» SUPPLIED RECORDS:
•••••

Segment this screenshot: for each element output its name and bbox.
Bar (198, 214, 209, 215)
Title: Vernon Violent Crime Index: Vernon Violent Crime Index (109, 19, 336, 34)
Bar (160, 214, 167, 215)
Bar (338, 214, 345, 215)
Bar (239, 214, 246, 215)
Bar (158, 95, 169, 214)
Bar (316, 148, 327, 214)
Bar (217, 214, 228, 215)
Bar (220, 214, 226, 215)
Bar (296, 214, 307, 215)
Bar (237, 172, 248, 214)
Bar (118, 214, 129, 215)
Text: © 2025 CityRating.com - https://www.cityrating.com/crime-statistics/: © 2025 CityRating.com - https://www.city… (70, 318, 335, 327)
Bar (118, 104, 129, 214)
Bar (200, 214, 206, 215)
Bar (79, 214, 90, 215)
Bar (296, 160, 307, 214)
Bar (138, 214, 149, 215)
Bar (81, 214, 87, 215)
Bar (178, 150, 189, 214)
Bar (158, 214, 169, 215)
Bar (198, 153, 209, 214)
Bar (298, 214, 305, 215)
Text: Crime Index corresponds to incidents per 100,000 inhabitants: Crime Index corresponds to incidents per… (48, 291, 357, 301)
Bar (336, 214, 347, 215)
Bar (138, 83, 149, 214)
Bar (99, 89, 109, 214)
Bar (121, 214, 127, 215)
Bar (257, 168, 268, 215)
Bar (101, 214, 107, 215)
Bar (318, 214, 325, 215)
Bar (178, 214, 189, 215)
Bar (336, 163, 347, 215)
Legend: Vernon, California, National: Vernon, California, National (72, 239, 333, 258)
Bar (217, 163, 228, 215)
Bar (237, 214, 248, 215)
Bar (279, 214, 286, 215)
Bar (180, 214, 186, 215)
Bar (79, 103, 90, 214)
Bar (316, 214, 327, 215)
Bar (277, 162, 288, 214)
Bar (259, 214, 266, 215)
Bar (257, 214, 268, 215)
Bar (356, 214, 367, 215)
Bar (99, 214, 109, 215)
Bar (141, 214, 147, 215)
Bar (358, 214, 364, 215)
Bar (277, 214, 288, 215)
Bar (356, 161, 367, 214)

•••••

» TASK OBJECTIVE: Copy the material from its first line down to the line containing "Bar (118, 214, 129, 215)", and swap every "Vernon Violent Crime Index" for "Vernon Crime Index Chart". Leave everything else unchanged.

» SOLUTION FOR THIS PROBLEM:
Segment this screenshot: for each element output its name and bbox.
Bar (198, 214, 209, 215)
Title: Vernon Crime Index Chart: Vernon Crime Index Chart (109, 19, 336, 34)
Bar (160, 214, 167, 215)
Bar (338, 214, 345, 215)
Bar (239, 214, 246, 215)
Bar (158, 95, 169, 214)
Bar (316, 148, 327, 214)
Bar (217, 214, 228, 215)
Bar (220, 214, 226, 215)
Bar (296, 214, 307, 215)
Bar (237, 172, 248, 214)
Bar (118, 214, 129, 215)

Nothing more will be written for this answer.